** Data provided follows **

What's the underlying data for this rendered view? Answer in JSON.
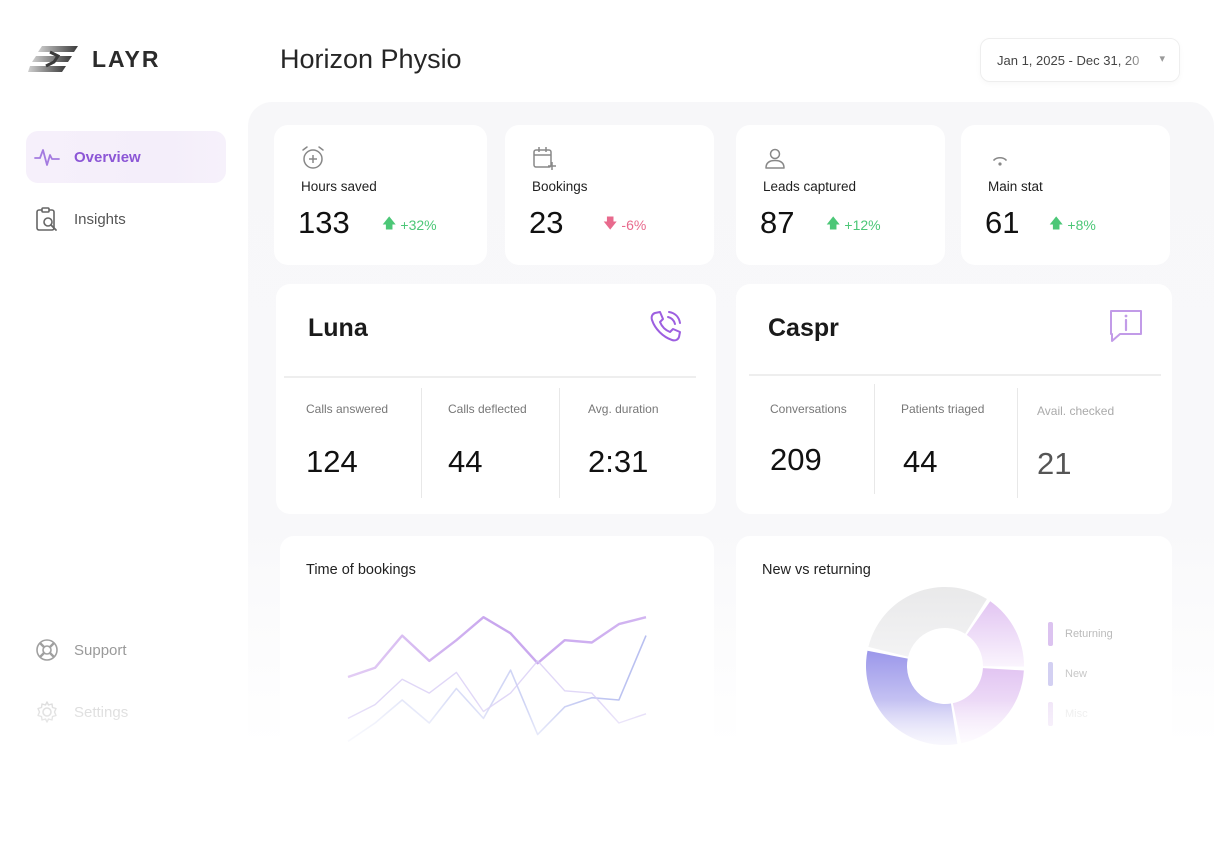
{
  "brand": {
    "name": "LAYR"
  },
  "sidebar": {
    "items": [
      {
        "label": "Overview",
        "icon": "pulse-icon",
        "active": true
      },
      {
        "label": "Insights",
        "icon": "clipboard-search-icon",
        "active": false
      }
    ],
    "footer": [
      {
        "label": "Support",
        "icon": "lifebuoy-icon"
      },
      {
        "label": "Settings",
        "icon": "gear-icon"
      }
    ]
  },
  "header": {
    "title": "Horizon Physio",
    "date_range": "Jan 1, 2025 - Dec 31, 20"
  },
  "stats": [
    {
      "label": "Hours saved",
      "value": "133",
      "delta": "+32%",
      "direction": "up",
      "icon": "alarm-plus-icon"
    },
    {
      "label": "Bookings",
      "value": "23",
      "delta": "-6%",
      "direction": "down",
      "icon": "calendar-plus-icon"
    },
    {
      "label": "Leads captured",
      "value": "87",
      "delta": "+12%",
      "direction": "up",
      "icon": "user-icon"
    },
    {
      "label": "Main stat",
      "value": "61",
      "delta": "+8%",
      "direction": "up",
      "icon": "wifi-icon"
    }
  ],
  "agents": [
    {
      "name": "Luna",
      "icon": "phone-call-icon",
      "metrics": [
        {
          "label": "Calls answered",
          "value": "124"
        },
        {
          "label": "Calls deflected",
          "value": "44"
        },
        {
          "label": "Avg. duration",
          "value": "2:31"
        }
      ]
    },
    {
      "name": "Caspr",
      "icon": "chat-info-icon",
      "metrics": [
        {
          "label": "Conversations",
          "value": "209"
        },
        {
          "label": "Patients triaged",
          "value": "44"
        },
        {
          "label": "Avail. checked",
          "value": "21"
        }
      ]
    }
  ],
  "charts": {
    "time_of_bookings": {
      "title": "Time of bookings"
    },
    "new_vs_returning": {
      "title": "New vs returning",
      "legend": [
        "Returning",
        "New",
        "Misc"
      ]
    }
  },
  "colors": {
    "accent": "#8c56d6",
    "up": "#4cc777",
    "down": "#e86a8d"
  },
  "chart_data": [
    {
      "type": "line",
      "title": "Time of bookings",
      "x": [
        1,
        2,
        3,
        4,
        5,
        6,
        7,
        8,
        9,
        10,
        11,
        12
      ],
      "series": [
        {
          "values": [
            3.0,
            3.4,
            4.8,
            3.7,
            4.6,
            5.6,
            4.9,
            3.6,
            4.6,
            4.5,
            5.3,
            5.6
          ]
        },
        {
          "values": [
            0.2,
            1.0,
            2.0,
            1.0,
            2.5,
            1.2,
            3.3,
            0.5,
            1.7,
            2.1,
            2.0,
            4.8
          ]
        },
        {
          "values": [
            1.2,
            1.8,
            2.9,
            2.3,
            3.2,
            1.5,
            2.3,
            3.7,
            2.4,
            2.3,
            1.0,
            1.4
          ]
        }
      ]
    },
    {
      "type": "pie",
      "title": "New vs returning",
      "categories": [
        "Returning",
        "New",
        "Misc"
      ],
      "values": [
        36,
        36,
        28
      ]
    }
  ]
}
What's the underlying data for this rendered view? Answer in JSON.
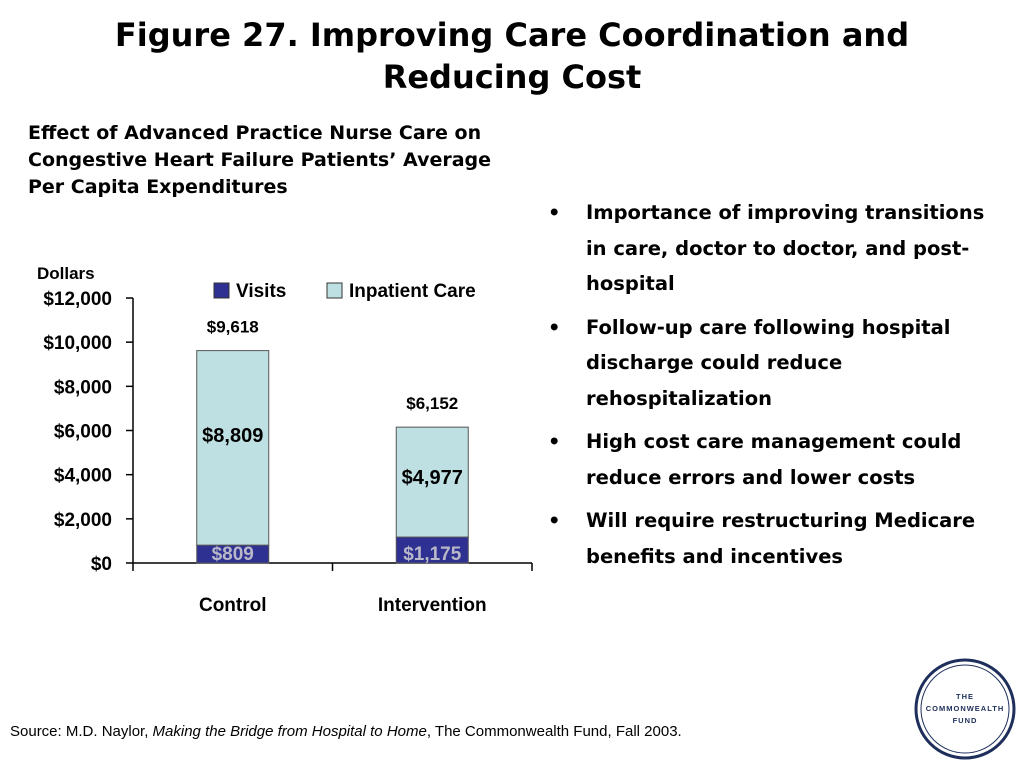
{
  "title": "Figure 27. Improving Care Coordination and Reducing Cost",
  "subtitle": "Effect of Advanced Practice Nurse Care on Congestive Heart Failure Patients’ Average Per Capita Expenditures",
  "chart_data": {
    "type": "bar",
    "stacked": true,
    "ylabel": "Dollars",
    "ylim": [
      0,
      12000
    ],
    "yticks": [
      "$0",
      "$2,000",
      "$4,000",
      "$6,000",
      "$8,000",
      "$10,000",
      "$12,000"
    ],
    "ytick_values": [
      0,
      2000,
      4000,
      6000,
      8000,
      10000,
      12000
    ],
    "categories": [
      "Control",
      "Intervention"
    ],
    "legend_position": "top-right",
    "series": [
      {
        "name": "Visits",
        "values": [
          809,
          1175
        ],
        "labels": [
          "$809",
          "$1,175"
        ],
        "color": "#2e3192",
        "label_color": "#b8b8c8"
      },
      {
        "name": "Inpatient Care",
        "values": [
          8809,
          4977
        ],
        "labels": [
          "$8,809",
          "$4,977"
        ],
        "color": "#bfe0e3",
        "label_color": "#000000"
      }
    ],
    "totals": [
      9618,
      6152
    ],
    "total_labels": [
      "$9,618",
      "$6,152"
    ]
  },
  "bullets": [
    "Importance of improving transitions in care, doctor to doctor, and post-hospital",
    "Follow-up care following hospital discharge could reduce rehospitalization",
    "High cost care management could reduce errors and lower costs",
    "Will require restructuring Medicare benefits and incentives"
  ],
  "bullet_symbol": "•",
  "source": {
    "prefix": "Source:  M.D. Naylor, ",
    "italic": "Making the Bridge from Hospital to Home",
    "suffix": ", The Commonwealth Fund, Fall 2003."
  },
  "logo": {
    "line1": "THE",
    "line2": "COMMONWEALTH",
    "line3": "FUND",
    "color": "#1f2f5c"
  }
}
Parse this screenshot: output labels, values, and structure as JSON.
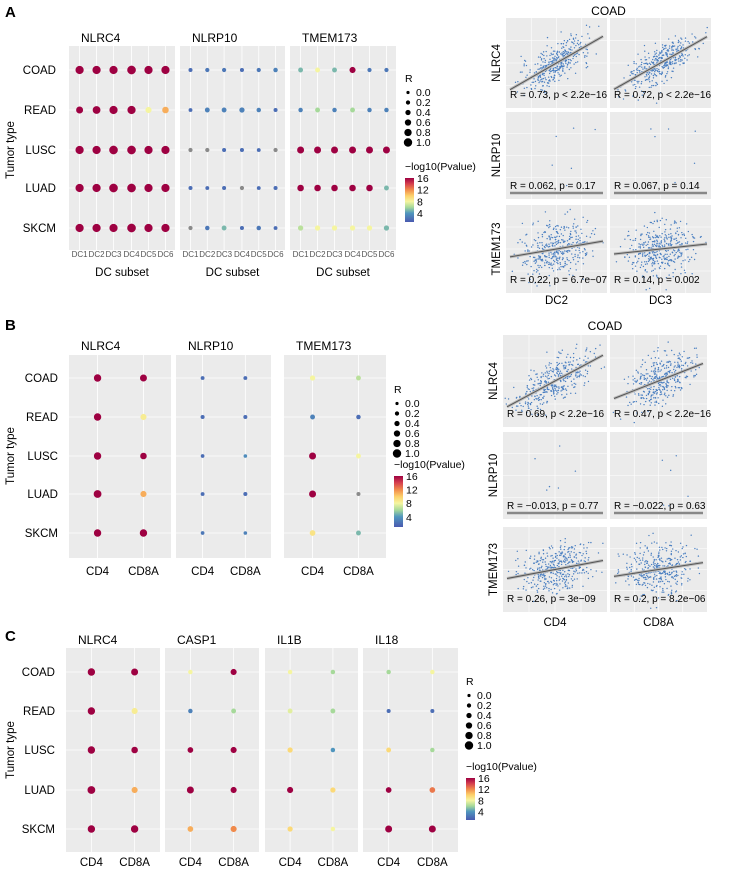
{
  "chart_data": [
    {
      "panel": "A",
      "type": "dot",
      "ylabel": "Tumor type",
      "xlabel": "DC subset",
      "rows": [
        "COAD",
        "READ",
        "LUSC",
        "LUAD",
        "SKCM"
      ],
      "cols": [
        "DC1",
        "DC2",
        "DC3",
        "DC4",
        "DC5",
        "DC6"
      ],
      "genes": [
        {
          "name": "NLRC4",
          "values": [
            [
              [
                0.6,
                16
              ],
              [
                0.6,
                16
              ],
              [
                0.6,
                16
              ],
              [
                0.65,
                16
              ],
              [
                0.6,
                16
              ],
              [
                0.6,
                16
              ]
            ],
            [
              [
                0.45,
                16
              ],
              [
                0.55,
                16
              ],
              [
                0.6,
                16
              ],
              [
                0.6,
                16
              ],
              [
                0.35,
                8
              ],
              [
                0.4,
                11
              ]
            ],
            [
              [
                0.6,
                16
              ],
              [
                0.6,
                16
              ],
              [
                0.65,
                16
              ],
              [
                0.65,
                16
              ],
              [
                0.6,
                16
              ],
              [
                0.6,
                16
              ]
            ],
            [
              [
                0.6,
                16
              ],
              [
                0.6,
                16
              ],
              [
                0.65,
                16
              ],
              [
                0.65,
                16
              ],
              [
                0.6,
                16
              ],
              [
                0.6,
                16
              ]
            ],
            [
              [
                0.6,
                16
              ],
              [
                0.6,
                16
              ],
              [
                0.6,
                16
              ],
              [
                0.65,
                16
              ],
              [
                0.6,
                16
              ],
              [
                0.6,
                16
              ]
            ]
          ]
        },
        {
          "name": "NLRP10",
          "values": [
            [
              [
                0.1,
                2
              ],
              [
                0.12,
                2.5
              ],
              [
                0.12,
                2.5
              ],
              [
                0.1,
                2
              ],
              [
                0.12,
                2.5
              ],
              [
                0.15,
                3
              ]
            ],
            [
              [
                0.08,
                2
              ],
              [
                0.2,
                3
              ],
              [
                0.2,
                3
              ],
              [
                0.25,
                3
              ],
              [
                0.15,
                3
              ],
              [
                0.1,
                2
              ]
            ],
            [
              [
                0.12,
                null
              ],
              [
                0.12,
                null
              ],
              [
                0.1,
                2
              ],
              [
                0.1,
                2
              ],
              [
                0.08,
                2
              ],
              [
                0.12,
                null
              ]
            ],
            [
              [
                0.1,
                2
              ],
              [
                0.08,
                2
              ],
              [
                0.1,
                2
              ],
              [
                0.12,
                null
              ],
              [
                0.08,
                2
              ],
              [
                0.1,
                2
              ]
            ],
            [
              [
                0.12,
                null
              ],
              [
                0.15,
                2.5
              ],
              [
                0.2,
                5
              ],
              [
                0.1,
                2
              ],
              [
                0.15,
                2.5
              ],
              [
                0.08,
                2
              ]
            ]
          ]
        },
        {
          "name": "TMEM173",
          "values": [
            [
              [
                0.2,
                5
              ],
              [
                0.2,
                8
              ],
              [
                0.2,
                5
              ],
              [
                0.35,
                16
              ],
              [
                0.12,
                2.5
              ],
              [
                0.12,
                2.5
              ]
            ],
            [
              [
                0.15,
                3
              ],
              [
                0.2,
                6
              ],
              [
                0.15,
                3
              ],
              [
                0.2,
                6
              ],
              [
                0.15,
                3
              ],
              [
                0.15,
                3
              ]
            ],
            [
              [
                0.45,
                16
              ],
              [
                0.45,
                16
              ],
              [
                0.45,
                16
              ],
              [
                0.45,
                16
              ],
              [
                0.45,
                16
              ],
              [
                0.45,
                16
              ]
            ],
            [
              [
                0.4,
                16
              ],
              [
                0.4,
                16
              ],
              [
                0.4,
                16
              ],
              [
                0.4,
                16
              ],
              [
                0.4,
                16
              ],
              [
                0.2,
                5
              ]
            ],
            [
              [
                0.25,
                6.5
              ],
              [
                0.25,
                8
              ],
              [
                0.25,
                8
              ],
              [
                0.25,
                8
              ],
              [
                0.25,
                8
              ],
              [
                0.25,
                5
              ]
            ]
          ]
        }
      ],
      "legend": {
        "size_title": "R",
        "size_labels": [
          "0.0",
          "0.2",
          "0.4",
          "0.6",
          "0.8",
          "1.0"
        ],
        "color_title": "−log10(Pvalue)",
        "color_labels": [
          "16",
          "12",
          "8",
          "4"
        ]
      }
    },
    {
      "panel": "B",
      "type": "dot",
      "ylabel": "Tumor type",
      "xlabel": "",
      "rows": [
        "COAD",
        "READ",
        "LUSC",
        "LUAD",
        "SKCM"
      ],
      "cols": [
        "CD4",
        "CD8A"
      ],
      "genes": [
        {
          "name": "NLRC4",
          "values": [
            [
              [
                0.5,
                16
              ],
              [
                0.45,
                16
              ]
            ],
            [
              [
                0.5,
                16
              ],
              [
                0.35,
                8.5
              ]
            ],
            [
              [
                0.5,
                16
              ],
              [
                0.4,
                16
              ]
            ],
            [
              [
                0.55,
                16
              ],
              [
                0.35,
                11
              ]
            ],
            [
              [
                0.5,
                16
              ],
              [
                0.5,
                16
              ]
            ]
          ]
        },
        {
          "name": "NLRP10",
          "values": [
            [
              [
                0.08,
                2
              ],
              [
                0.08,
                2
              ]
            ],
            [
              [
                0.1,
                2
              ],
              [
                0.1,
                2
              ]
            ],
            [
              [
                0.06,
                2
              ],
              [
                0.05,
                3.5
              ]
            ],
            [
              [
                0.08,
                2
              ],
              [
                0.1,
                2
              ]
            ],
            [
              [
                0.06,
                2.5
              ],
              [
                0.05,
                3
              ]
            ]
          ]
        },
        {
          "name": "TMEM173",
          "values": [
            [
              [
                0.25,
                8
              ],
              [
                0.2,
                6.5
              ]
            ],
            [
              [
                0.2,
                3
              ],
              [
                0.15,
                2
              ]
            ],
            [
              [
                0.45,
                16
              ],
              [
                0.2,
                8
              ]
            ],
            [
              [
                0.45,
                16
              ],
              [
                0.1,
                null
              ]
            ],
            [
              [
                0.3,
                9
              ],
              [
                0.2,
                5
              ]
            ]
          ]
        }
      ],
      "legend": {
        "size_title": "R",
        "size_labels": [
          "0.0",
          "0.2",
          "0.4",
          "0.6",
          "0.8",
          "1.0"
        ],
        "color_title": "−log10(Pvalue)",
        "color_labels": [
          "16",
          "12",
          "8",
          "4"
        ]
      }
    },
    {
      "panel": "C",
      "type": "dot",
      "ylabel": "Tumor type",
      "xlabel": "",
      "rows": [
        "COAD",
        "READ",
        "LUSC",
        "LUAD",
        "SKCM"
      ],
      "cols": [
        "CD4",
        "CD8A"
      ],
      "genes": [
        {
          "name": "NLRC4",
          "values": [
            [
              [
                0.5,
                16
              ],
              [
                0.45,
                16
              ]
            ],
            [
              [
                0.5,
                16
              ],
              [
                0.35,
                8.5
              ]
            ],
            [
              [
                0.5,
                16
              ],
              [
                0.4,
                16
              ]
            ],
            [
              [
                0.55,
                16
              ],
              [
                0.35,
                11
              ]
            ],
            [
              [
                0.5,
                16
              ],
              [
                0.5,
                16
              ]
            ]
          ]
        },
        {
          "name": "CASP1",
          "values": [
            [
              [
                0.15,
                8
              ],
              [
                0.35,
                16
              ]
            ],
            [
              [
                0.15,
                3
              ],
              [
                0.2,
                6
              ]
            ],
            [
              [
                0.3,
                16
              ],
              [
                0.35,
                16
              ]
            ],
            [
              [
                0.45,
                16
              ],
              [
                0.35,
                16
              ]
            ],
            [
              [
                0.3,
                11
              ],
              [
                0.35,
                12
              ]
            ]
          ]
        },
        {
          "name": "IL1B",
          "values": [
            [
              [
                0.15,
                8
              ],
              [
                0.15,
                6
              ]
            ],
            [
              [
                0.2,
                7.5
              ],
              [
                0.2,
                6
              ]
            ],
            [
              [
                0.25,
                9.5
              ],
              [
                0.15,
                4
              ]
            ],
            [
              [
                0.35,
                16
              ],
              [
                0.25,
                9.5
              ]
            ],
            [
              [
                0.25,
                9.5
              ],
              [
                0.15,
                8
              ]
            ]
          ]
        },
        {
          "name": "IL18",
          "values": [
            [
              [
                0.15,
                6
              ],
              [
                0.15,
                8
              ]
            ],
            [
              [
                0.1,
                2
              ],
              [
                0.1,
                2
              ]
            ],
            [
              [
                0.2,
                9.5
              ],
              [
                0.15,
                6
              ]
            ],
            [
              [
                0.3,
                16
              ],
              [
                0.3,
                12.5
              ]
            ],
            [
              [
                0.45,
                16
              ],
              [
                0.45,
                16
              ]
            ]
          ]
        }
      ],
      "legend": {
        "size_title": "R",
        "size_labels": [
          "0.0",
          "0.2",
          "0.4",
          "0.6",
          "0.8",
          "1.0"
        ],
        "color_title": "−log10(Pvalue)",
        "color_labels": [
          "16",
          "12",
          "8",
          "4"
        ]
      }
    },
    {
      "panel": "A-scatter",
      "type": "scatter",
      "title": "COAD",
      "rows": [
        "NLRC4",
        "NLRP10",
        "TMEM173"
      ],
      "cols": [
        "DC2",
        "DC3"
      ],
      "cells": [
        [
          {
            "R": 0.73,
            "label": "R = 0.73, p < 2.2e−16"
          },
          {
            "R": 0.72,
            "label": "R = 0.72, p < 2.2e−16"
          }
        ],
        [
          {
            "R": 0.062,
            "label": "R = 0.062, p = 0.17"
          },
          {
            "R": 0.067,
            "label": "R = 0.067, p = 0.14"
          }
        ],
        [
          {
            "R": 0.22,
            "label": "R = 0.22, p = 6.7e−07"
          },
          {
            "R": 0.14,
            "label": "R = 0.14, p = 0.002"
          }
        ]
      ]
    },
    {
      "panel": "B-scatter",
      "type": "scatter",
      "title": "COAD",
      "rows": [
        "NLRC4",
        "NLRP10",
        "TMEM173"
      ],
      "cols": [
        "CD4",
        "CD8A"
      ],
      "cells": [
        [
          {
            "R": 0.69,
            "label": "R = 0.69, p < 2.2e−16"
          },
          {
            "R": 0.47,
            "label": "R = 0.47, p < 2.2e−16"
          }
        ],
        [
          {
            "R": -0.013,
            "label": "R = −0.013, p = 0.77"
          },
          {
            "R": -0.022,
            "label": "R = −0.022, p = 0.63"
          }
        ],
        [
          {
            "R": 0.26,
            "label": "R = 0.26, p = 3e−09"
          },
          {
            "R": 0.2,
            "label": "R = 0.2, p = 8.2e−06"
          }
        ]
      ]
    }
  ],
  "colors": {
    "panel_bg": "#ebebeb",
    "na": "#8a8a8a",
    "point": "#4a7fc1",
    "line": "#555555"
  }
}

** End of Data provided **

### Aim of the task
Check all the records above and select each line where the string "Calls" is found.

### Final answer
          "label": "Calls answered",
          "label": "Calls deflected",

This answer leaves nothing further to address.